* [EXERCISE INPUT]:

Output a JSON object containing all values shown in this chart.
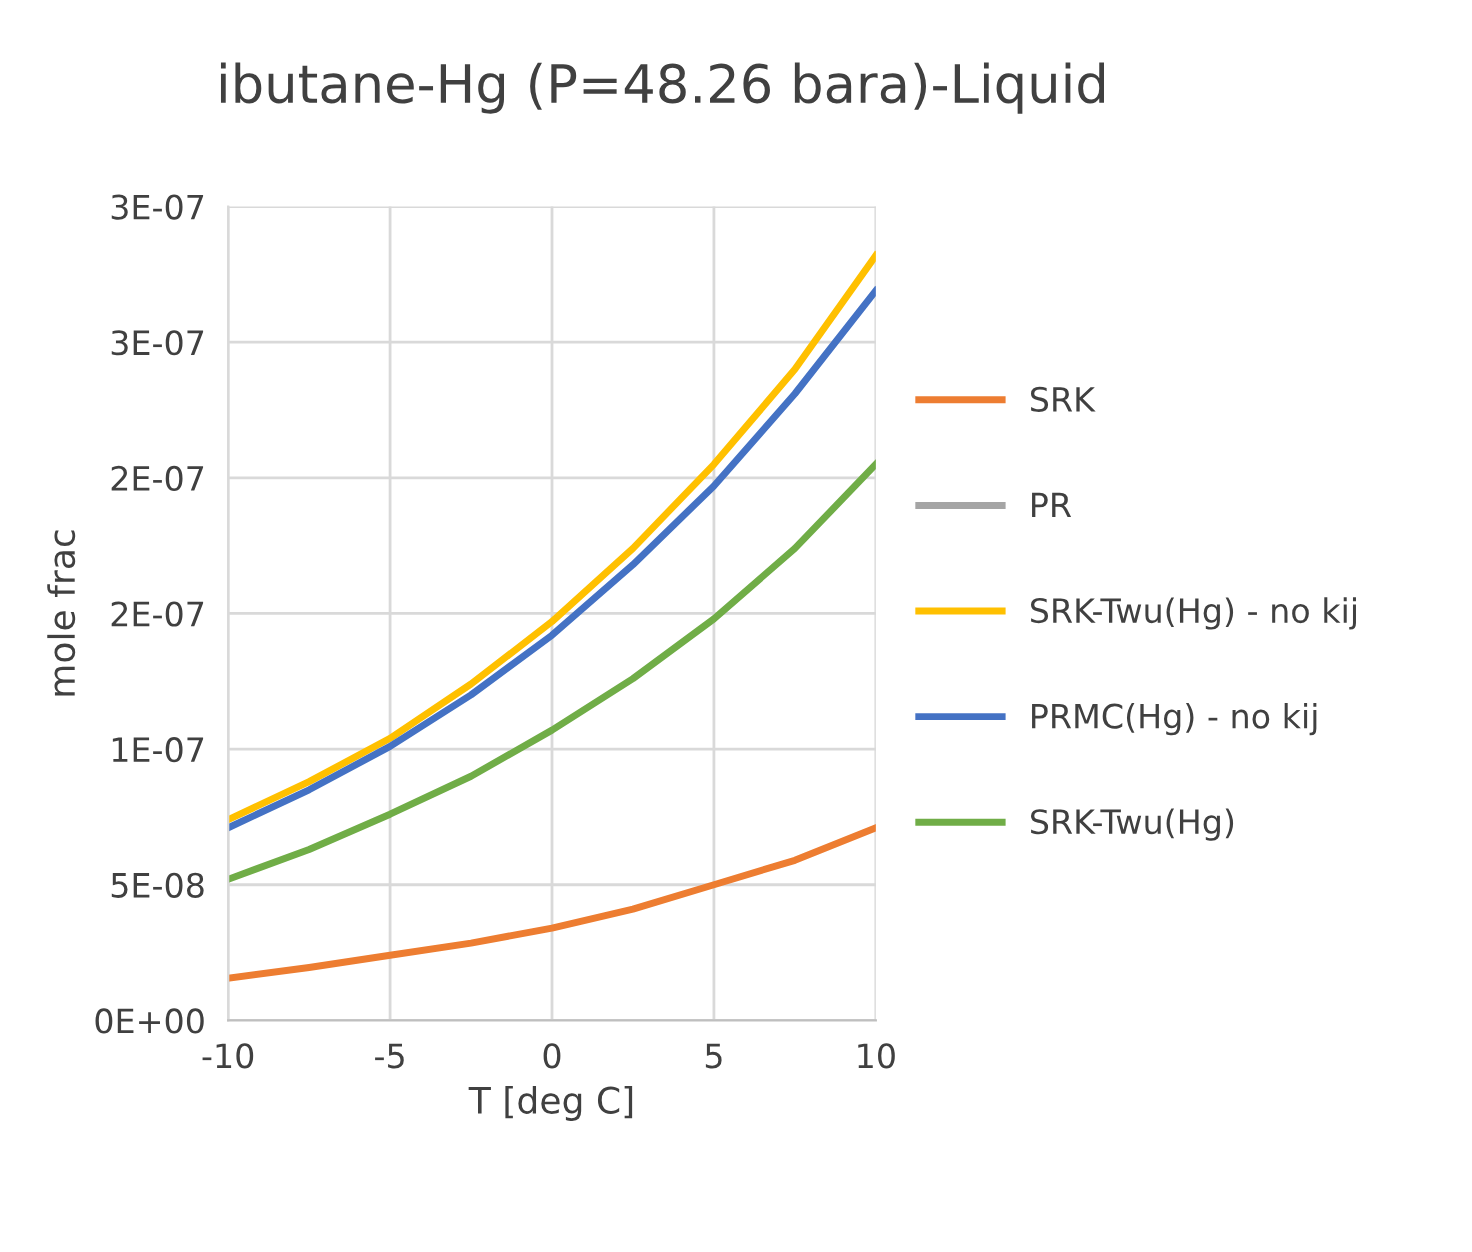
{
  "chart_data": {
    "type": "line",
    "title": "ibutane-Hg (P=48.26 bara)-Liquid",
    "xlabel": "T [deg C]",
    "ylabel": "mole frac",
    "x": [
      -10,
      -7.5,
      -5,
      -2.5,
      0,
      2.5,
      5,
      7.5,
      10
    ],
    "series": [
      {
        "name": "SRK",
        "color": "#ed7d31",
        "values": [
          1.55e-08,
          1.95e-08,
          2.4e-08,
          2.85e-08,
          3.4e-08,
          4.1e-08,
          5e-08,
          5.9e-08,
          7.1e-08
        ]
      },
      {
        "name": "PR",
        "color": "#a5a5a5",
        "values": [
          null,
          null,
          null,
          null,
          null,
          null,
          null,
          null,
          null
        ]
      },
      {
        "name": "SRK-Twu(Hg) - no kij",
        "color": "#ffc000",
        "values": [
          7.4e-08,
          8.8e-08,
          1.04e-07,
          1.24e-07,
          1.47e-07,
          1.74e-07,
          2.05e-07,
          2.4e-07,
          2.82e-07
        ]
      },
      {
        "name": "PRMC(Hg) - no kij",
        "color": "#4472c4",
        "values": [
          7.1e-08,
          8.5e-08,
          1.01e-07,
          1.2e-07,
          1.42e-07,
          1.68e-07,
          1.97e-07,
          2.31e-07,
          2.69e-07
        ]
      },
      {
        "name": "SRK-Twu(Hg)",
        "color": "#70ad47",
        "values": [
          5.2e-08,
          6.3e-08,
          7.6e-08,
          9e-08,
          1.07e-07,
          1.26e-07,
          1.48e-07,
          1.74e-07,
          2.05e-07
        ]
      }
    ],
    "xlim": [
      -10,
      10
    ],
    "xticks": [
      -10,
      -5,
      0,
      5,
      10
    ],
    "ylim": [
      0,
      3e-07
    ],
    "yticks": [
      {
        "value": 0,
        "label": "0E+00"
      },
      {
        "value": 5e-08,
        "label": "5E-08"
      },
      {
        "value": 1e-07,
        "label": "1E-07"
      },
      {
        "value": 1.5e-07,
        "label": "2E-07"
      },
      {
        "value": 2e-07,
        "label": "2E-07"
      },
      {
        "value": 2.5e-07,
        "label": "3E-07"
      },
      {
        "value": 3e-07,
        "label": "3E-07"
      }
    ],
    "grid": true,
    "legend": "right",
    "marker": "none",
    "line_style": "solid"
  }
}
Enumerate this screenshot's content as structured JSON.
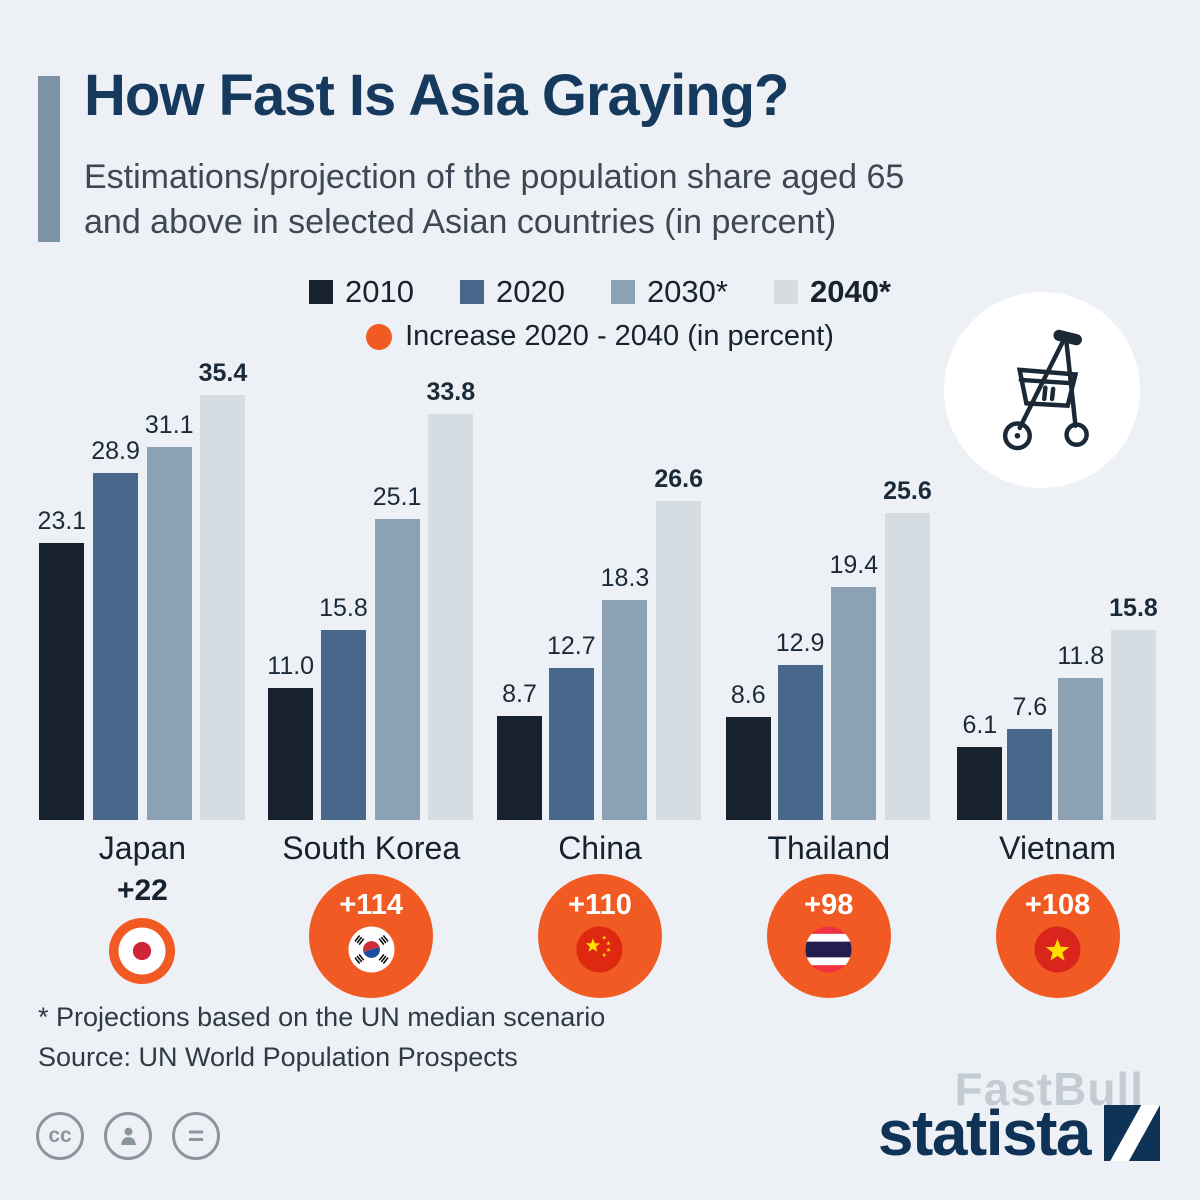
{
  "header": {
    "title": "How Fast Is Asia Graying?",
    "subtitle_lines": [
      "Estimations/projection of the population share aged 65",
      "and above in selected Asian countries (in percent)"
    ]
  },
  "legend": {
    "items": [
      {
        "label": "2010",
        "color": "#18222e",
        "bold": false
      },
      {
        "label": "2020",
        "color": "#47688a",
        "bold": false
      },
      {
        "label": "2030*",
        "color": "#8ca2b4",
        "bold": false
      },
      {
        "label": "2040*",
        "color": "#d5dde3",
        "bold": true
      }
    ],
    "increase_label": "Increase 2020 - 2040 (in percent)",
    "increase_color": "#f15a22"
  },
  "chart_data": {
    "type": "bar",
    "title": "How Fast Is Asia Graying?",
    "unit": "percent",
    "ylim": [
      0,
      36
    ],
    "grid": false,
    "value_labels": true,
    "categories": [
      "Japan",
      "South Korea",
      "China",
      "Thailand",
      "Vietnam"
    ],
    "series": [
      {
        "name": "2010",
        "color": "#18222e",
        "values": [
          23.1,
          11.0,
          8.7,
          8.6,
          6.1
        ]
      },
      {
        "name": "2020",
        "color": "#47688a",
        "values": [
          28.9,
          15.8,
          12.7,
          12.9,
          7.6
        ]
      },
      {
        "name": "2030*",
        "color": "#8ca2b4",
        "values": [
          31.1,
          25.1,
          18.3,
          19.4,
          11.8
        ]
      },
      {
        "name": "2040*",
        "color": "#d5dde3",
        "values": [
          35.4,
          33.8,
          26.6,
          25.6,
          15.8
        ]
      }
    ],
    "increase_2020_2040": [
      {
        "country": "Japan",
        "label": "+22",
        "flag": "japan",
        "badge_size": "small"
      },
      {
        "country": "South Korea",
        "label": "+114",
        "flag": "south-korea",
        "badge_size": "large"
      },
      {
        "country": "China",
        "label": "+110",
        "flag": "china",
        "badge_size": "large"
      },
      {
        "country": "Thailand",
        "label": "+98",
        "flag": "thailand",
        "badge_size": "large"
      },
      {
        "country": "Vietnam",
        "label": "+108",
        "flag": "vietnam",
        "badge_size": "large"
      }
    ]
  },
  "icons": {
    "top_right": "rollator-walker-icon",
    "footer_left": [
      "creative-commons-icon",
      "attribution-person-icon",
      "no-derivatives-equals-icon"
    ]
  },
  "footer": {
    "note": "* Projections based on the UN median scenario",
    "source": "Source: UN World Population Prospects",
    "cc_label": "cc",
    "equals_label": "=",
    "brand": "statista",
    "watermark": "FastBull"
  }
}
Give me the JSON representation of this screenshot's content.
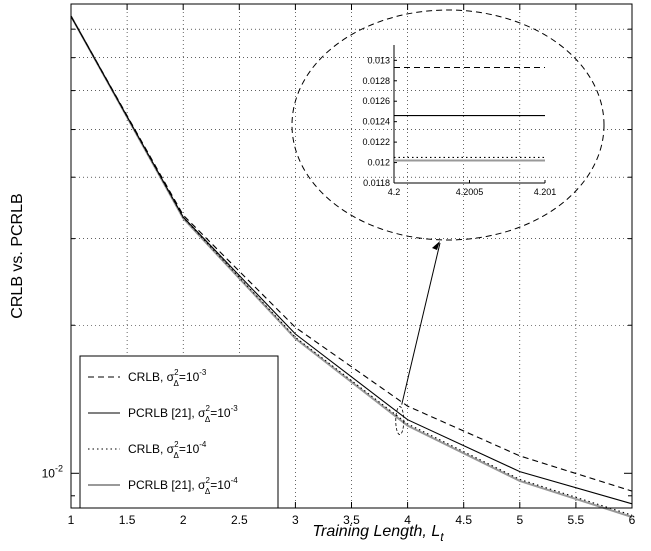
{
  "chart_data": {
    "type": "line",
    "title": "",
    "xlabel": "Training Length, L",
    "xlabel_subscript": "t",
    "ylabel": "CRLB vs. PCRLB",
    "yscale": "log",
    "xlim": [
      1,
      6
    ],
    "ylim": [
      0.0085,
      0.09
    ],
    "xticks": [
      "1",
      "1.5",
      "2",
      "2.5",
      "3",
      "3.5",
      "4",
      "4.5",
      "5",
      "5.5",
      "6"
    ],
    "yticks_labeled": [
      {
        "value": 0.01,
        "base": "10",
        "exp": "-2"
      }
    ],
    "grid": true,
    "legend_position": "lower-left",
    "x": [
      1,
      2,
      3,
      4,
      5,
      6
    ],
    "series": [
      {
        "name": "CRLB, σ²Δ=10⁻³",
        "legend_base": "CRLB, σ",
        "legend_sup": "2",
        "legend_sub": "Δ",
        "legend_tail": "=10",
        "legend_exp": "-3",
        "style": "dashed",
        "color": "#000000",
        "values": [
          0.085,
          0.0335,
          0.0198,
          0.0137,
          0.01085,
          0.0092
        ]
      },
      {
        "name": "PCRLB [21], σ²Δ=10⁻³",
        "legend_base": "PCRLB [21], σ",
        "legend_sup": "2",
        "legend_sub": "Δ",
        "legend_tail": "=10",
        "legend_exp": "-3",
        "style": "solid",
        "color": "#000000",
        "values": [
          0.085,
          0.0332,
          0.0192,
          0.01285,
          0.01008,
          0.00867
        ]
      },
      {
        "name": "CRLB, σ²Δ=10⁻⁴",
        "legend_base": "CRLB, σ",
        "legend_sup": "2",
        "legend_sub": "Δ",
        "legend_tail": "=10",
        "legend_exp": "-4",
        "style": "dotted",
        "color": "#000000",
        "values": [
          0.085,
          0.0331,
          0.0189,
          0.0126,
          0.00972,
          0.00822
        ]
      },
      {
        "name": "PCRLB [21], σ²Δ=10⁻⁴",
        "legend_base": "PCRLB [21], σ",
        "legend_sup": "2",
        "legend_sub": "Δ",
        "legend_tail": "=10",
        "legend_exp": "-4",
        "style": "solid",
        "color": "#999999",
        "values": [
          0.085,
          0.033,
          0.0188,
          0.0125,
          0.00965,
          0.00815
        ]
      }
    ],
    "inset": {
      "xlim": [
        4.2,
        4.201
      ],
      "ylim": [
        0.0118,
        0.01315
      ],
      "xticks": [
        "4.2",
        "4.2005",
        "4.201"
      ],
      "yticks": [
        "0.0118",
        "0.012",
        "0.0122",
        "0.0124",
        "0.0126",
        "0.0128",
        "0.013"
      ],
      "values": [
        0.01293,
        0.01246,
        0.01205,
        0.01202
      ]
    }
  }
}
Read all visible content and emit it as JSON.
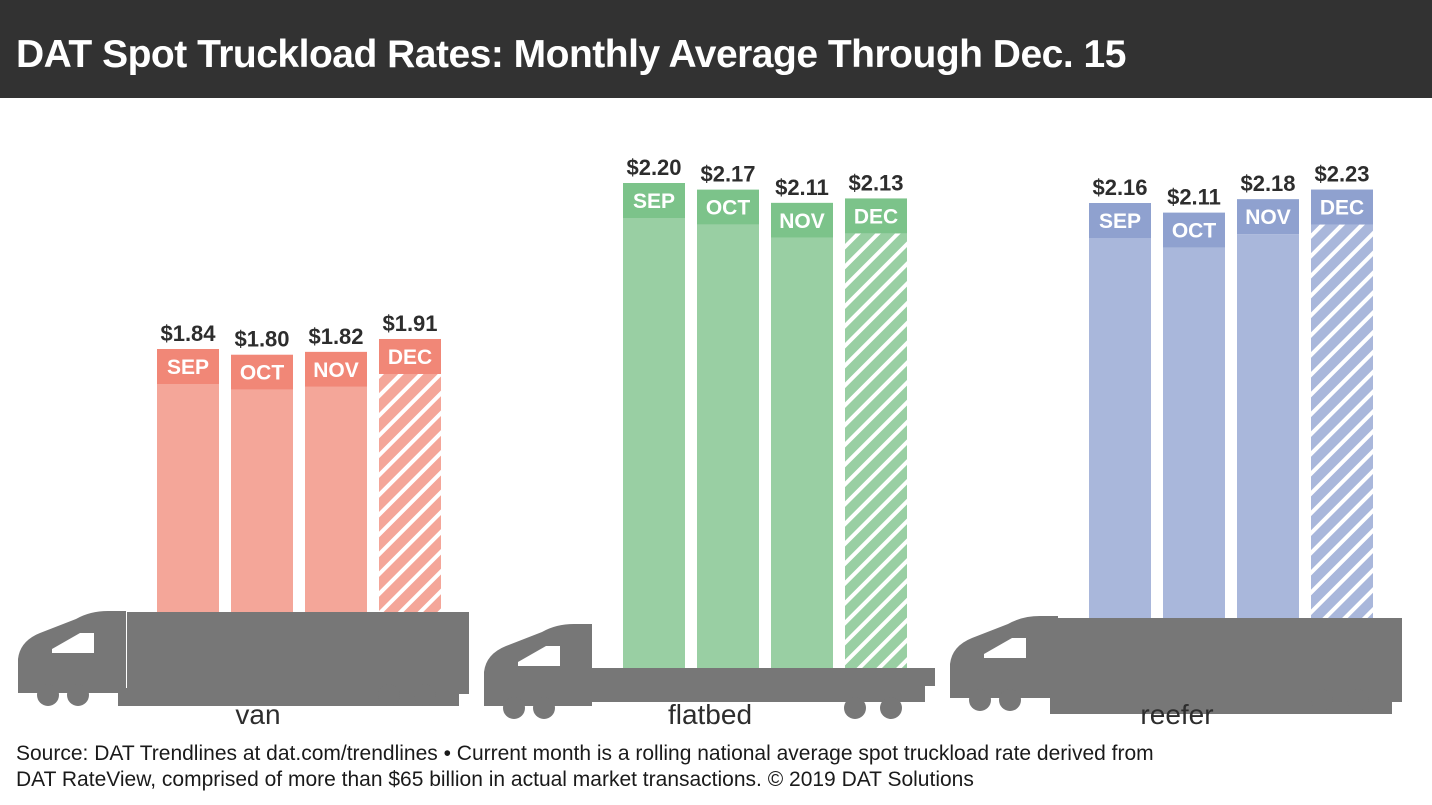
{
  "header": {
    "title": "DAT Spot Truckload Rates: Monthly Average Through Dec. 15"
  },
  "footer": {
    "line1": "Source: DAT Trendlines at dat.com/trendlines • Current month is a rolling national average spot truckload rate derived from",
    "line2": "DAT RateView, comprised of more than $65 billion in actual market transactions. © 2019 DAT Solutions"
  },
  "colors": {
    "header_bg": "#323232",
    "truck": "#777777",
    "van_bar": "#f4a699",
    "van_cap": "#f18777",
    "flatbed_bar": "#99cfa3",
    "flatbed_cap": "#7cc38a",
    "reefer_bar": "#a9b7db",
    "reefer_cap": "#8fa1cf"
  },
  "chart_data": [
    {
      "type": "bar",
      "group": "van",
      "categories": [
        "SEP",
        "OCT",
        "NOV",
        "DEC"
      ],
      "values": [
        1.84,
        1.8,
        1.82,
        1.91
      ],
      "value_labels": [
        "$1.84",
        "$1.80",
        "$1.82",
        "$1.91"
      ],
      "partial": [
        false,
        false,
        false,
        true
      ],
      "xlabel": "van"
    },
    {
      "type": "bar",
      "group": "flatbed",
      "categories": [
        "SEP",
        "OCT",
        "NOV",
        "DEC"
      ],
      "values": [
        2.2,
        2.17,
        2.11,
        2.13
      ],
      "value_labels": [
        "$2.20",
        "$2.17",
        "$2.11",
        "$2.13"
      ],
      "partial": [
        false,
        false,
        false,
        true
      ],
      "xlabel": "flatbed"
    },
    {
      "type": "bar",
      "group": "reefer",
      "categories": [
        "SEP",
        "OCT",
        "NOV",
        "DEC"
      ],
      "values": [
        2.16,
        2.11,
        2.18,
        2.23
      ],
      "value_labels": [
        "$2.16",
        "$2.11",
        "$2.18",
        "$2.23"
      ],
      "partial": [
        false,
        false,
        false,
        true
      ],
      "xlabel": "reefer"
    }
  ]
}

* [WHAT THIS TASK INVOLVES]: Within the entries above, report how many lines include "flag", and keep the answer to the number.

* [OUTPUT OF THE EXERCISE]: 5